=== What you should do ===
Find every line with the word "JSON". Copy those lines.

=== Records provided ===

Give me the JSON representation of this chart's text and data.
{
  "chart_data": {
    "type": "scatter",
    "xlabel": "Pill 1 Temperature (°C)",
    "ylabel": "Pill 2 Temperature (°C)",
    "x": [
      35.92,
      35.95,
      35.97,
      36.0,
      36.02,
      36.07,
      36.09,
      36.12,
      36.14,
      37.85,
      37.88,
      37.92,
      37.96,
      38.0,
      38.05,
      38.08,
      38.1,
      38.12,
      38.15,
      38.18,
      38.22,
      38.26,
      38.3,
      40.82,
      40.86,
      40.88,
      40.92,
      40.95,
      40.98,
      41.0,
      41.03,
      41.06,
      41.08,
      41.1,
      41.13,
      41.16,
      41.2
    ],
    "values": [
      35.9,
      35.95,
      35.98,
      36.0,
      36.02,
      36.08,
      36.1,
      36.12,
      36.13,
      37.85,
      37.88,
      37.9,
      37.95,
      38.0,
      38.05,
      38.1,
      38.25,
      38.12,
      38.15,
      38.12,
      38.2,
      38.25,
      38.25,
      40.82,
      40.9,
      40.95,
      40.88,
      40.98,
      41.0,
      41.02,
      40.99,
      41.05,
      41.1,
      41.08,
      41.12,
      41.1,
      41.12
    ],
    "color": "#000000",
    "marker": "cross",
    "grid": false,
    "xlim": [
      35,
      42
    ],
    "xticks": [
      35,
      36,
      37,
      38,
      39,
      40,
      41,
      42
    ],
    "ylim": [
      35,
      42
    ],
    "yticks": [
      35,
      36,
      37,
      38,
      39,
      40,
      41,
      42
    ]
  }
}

==

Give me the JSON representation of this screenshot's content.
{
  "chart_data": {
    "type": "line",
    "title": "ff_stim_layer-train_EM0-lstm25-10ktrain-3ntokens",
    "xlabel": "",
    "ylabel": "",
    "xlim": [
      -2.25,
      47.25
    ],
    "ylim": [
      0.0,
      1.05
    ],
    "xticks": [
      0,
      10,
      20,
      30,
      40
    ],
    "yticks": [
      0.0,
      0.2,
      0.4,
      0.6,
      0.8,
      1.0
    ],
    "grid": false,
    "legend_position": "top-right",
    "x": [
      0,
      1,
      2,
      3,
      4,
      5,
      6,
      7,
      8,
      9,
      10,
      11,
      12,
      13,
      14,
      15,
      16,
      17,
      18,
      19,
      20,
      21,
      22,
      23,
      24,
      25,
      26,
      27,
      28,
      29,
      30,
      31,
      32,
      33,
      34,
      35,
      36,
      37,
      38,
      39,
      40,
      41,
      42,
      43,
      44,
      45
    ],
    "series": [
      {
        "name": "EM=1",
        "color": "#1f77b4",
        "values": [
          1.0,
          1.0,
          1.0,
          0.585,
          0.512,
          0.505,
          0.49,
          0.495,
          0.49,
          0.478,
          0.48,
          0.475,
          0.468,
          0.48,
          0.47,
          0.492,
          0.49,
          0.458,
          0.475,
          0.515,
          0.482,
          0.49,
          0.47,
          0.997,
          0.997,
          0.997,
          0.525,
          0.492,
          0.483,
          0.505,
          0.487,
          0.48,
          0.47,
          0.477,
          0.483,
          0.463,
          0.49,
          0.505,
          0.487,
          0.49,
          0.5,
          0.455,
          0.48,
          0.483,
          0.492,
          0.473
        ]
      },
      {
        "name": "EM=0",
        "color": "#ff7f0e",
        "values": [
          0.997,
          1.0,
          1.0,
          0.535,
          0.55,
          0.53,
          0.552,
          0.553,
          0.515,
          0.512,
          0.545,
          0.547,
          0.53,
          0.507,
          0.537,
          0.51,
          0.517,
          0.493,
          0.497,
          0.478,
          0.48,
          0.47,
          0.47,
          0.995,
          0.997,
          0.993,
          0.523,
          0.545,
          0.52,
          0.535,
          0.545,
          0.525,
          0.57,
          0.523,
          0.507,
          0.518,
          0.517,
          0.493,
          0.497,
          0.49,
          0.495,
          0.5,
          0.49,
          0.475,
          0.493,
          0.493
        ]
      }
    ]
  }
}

=== Task response ===
Give me the JSON representation of this chart's text and data.
Give me the JSON representation of this screenshot's content.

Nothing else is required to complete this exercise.